▶ **EXERCISE DIRECTIONS**
Make an exact copy of the entries below.

▶ **AVAILABLE DATA**
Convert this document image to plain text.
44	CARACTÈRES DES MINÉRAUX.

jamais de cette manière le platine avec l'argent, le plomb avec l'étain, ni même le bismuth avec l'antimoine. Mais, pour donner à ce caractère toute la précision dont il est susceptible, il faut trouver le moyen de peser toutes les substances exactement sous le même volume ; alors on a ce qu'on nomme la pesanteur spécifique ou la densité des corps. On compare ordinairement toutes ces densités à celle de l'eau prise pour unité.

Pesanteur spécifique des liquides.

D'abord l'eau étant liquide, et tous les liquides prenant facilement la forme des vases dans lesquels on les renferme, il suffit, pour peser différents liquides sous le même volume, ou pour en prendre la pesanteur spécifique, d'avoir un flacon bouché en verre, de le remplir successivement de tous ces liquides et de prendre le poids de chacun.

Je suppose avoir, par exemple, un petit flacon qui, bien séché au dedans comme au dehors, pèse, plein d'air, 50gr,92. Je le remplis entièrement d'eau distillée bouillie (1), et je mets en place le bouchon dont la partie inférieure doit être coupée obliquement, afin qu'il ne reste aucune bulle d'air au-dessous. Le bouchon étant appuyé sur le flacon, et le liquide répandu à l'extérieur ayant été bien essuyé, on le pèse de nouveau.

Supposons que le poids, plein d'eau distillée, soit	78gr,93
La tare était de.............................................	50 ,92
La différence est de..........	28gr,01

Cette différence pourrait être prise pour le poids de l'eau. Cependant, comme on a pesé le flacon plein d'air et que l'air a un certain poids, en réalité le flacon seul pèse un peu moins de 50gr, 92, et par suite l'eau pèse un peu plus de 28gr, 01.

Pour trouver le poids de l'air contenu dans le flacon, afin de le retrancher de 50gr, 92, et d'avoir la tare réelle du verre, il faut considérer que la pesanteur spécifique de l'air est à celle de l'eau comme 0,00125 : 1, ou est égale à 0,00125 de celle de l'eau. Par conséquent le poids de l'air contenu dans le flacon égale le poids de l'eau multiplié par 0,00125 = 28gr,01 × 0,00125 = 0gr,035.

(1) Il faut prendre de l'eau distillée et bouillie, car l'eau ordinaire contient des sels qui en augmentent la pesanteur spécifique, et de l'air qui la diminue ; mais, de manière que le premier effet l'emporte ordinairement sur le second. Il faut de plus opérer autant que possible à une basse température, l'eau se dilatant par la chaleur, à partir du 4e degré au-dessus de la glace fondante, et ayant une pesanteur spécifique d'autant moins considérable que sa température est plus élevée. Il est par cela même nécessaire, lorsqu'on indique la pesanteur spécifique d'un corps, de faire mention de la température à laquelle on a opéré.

▶ **FULL RESPONSE**
Convert this document image to plain text.
44	CARACTÈRES DES MINÉRAUX.

jamais de cette manière le platine avec l'argent, le plomb avec l'étain, ni même le bismuth avec l'antimoine. Mais, pour donner à ce caractère toute la précision dont il est susceptible, il faut trouver le moyen de peser toutes les substances exactement sous le même volume ; alors on a ce qu'on nomme la pesanteur spécifique ou la densité des corps. On compare ordinairement toutes ces densités à celle de l'eau prise pour unité.

Pesanteur spécifique des liquides.

D'abord l'eau étant liquide, et tous les liquides prenant facilement la forme des vases dans lesquels on les renferme, il suffit, pour peser différents liquides sous le même volume, ou pour en prendre la pesanteur spécifique, d'avoir un flacon bouché en verre, de le remplir successivement de tous ces liquides et de prendre le poids de chacun.

Je suppose avoir, par exemple, un petit flacon qui, bien séché au dedans comme au dehors, pèse, plein d'air, 50gr,92. Je le remplis entièrement d'eau distillée bouillie (1), et je mets en place le bouchon dont la partie inférieure doit être coupée obliquement, afin qu'il ne reste aucune bulle d'air au-dessous. Le bouchon étant appuyé sur le flacon, et le liquide répandu à l'extérieur ayant été bien essuyé, on le pèse de nouveau.

Supposons que le poids, plein d'eau distillée, soit	78gr,93
La tare était de.............................................	50 ,92
La différence est de..........	28gr,01

Cette différence pourrait être prise pour le poids de l'eau. Cependant, comme on a pesé le flacon plein d'air et que l'air a un certain poids, en réalité le flacon seul pèse un peu moins de 50gr, 92, et par suite l'eau pèse un peu plus de 28gr, 01.

Pour trouver le poids de l'air contenu dans le flacon, afin de le retrancher de 50gr, 92, et d'avoir la tare réelle du verre, il faut considérer que la pesanteur spécifique de l'air est à celle de l'eau comme 0,00125 : 1, ou est égale à 0,00125 de celle de l'eau. Par conséquent le poids de l'air contenu dans le flacon égale le poids de l'eau multiplié par 0,00125 = 28gr,01 × 0,00125 = 0gr,035.

(1) Il faut prendre de l'eau distillée et bouillie, car l'eau ordinaire contient des sels qui en augmentent la pesanteur spécifique, et de l'air qui la diminue ; mais, de manière que le premier effet l'emporte ordinairement sur le second. Il faut de plus opérer autant que possible à une basse température, l'eau se dilatant par la chaleur, à partir du 4e degré au-dessus de la glace fondante, et ayant une pesanteur spécifique d'autant moins considérable que sa température est plus élevée. Il est par cela même nécessaire, lorsqu'on indique la pesanteur spécifique d'un corps, de faire mention de la température à laquelle on a opéré.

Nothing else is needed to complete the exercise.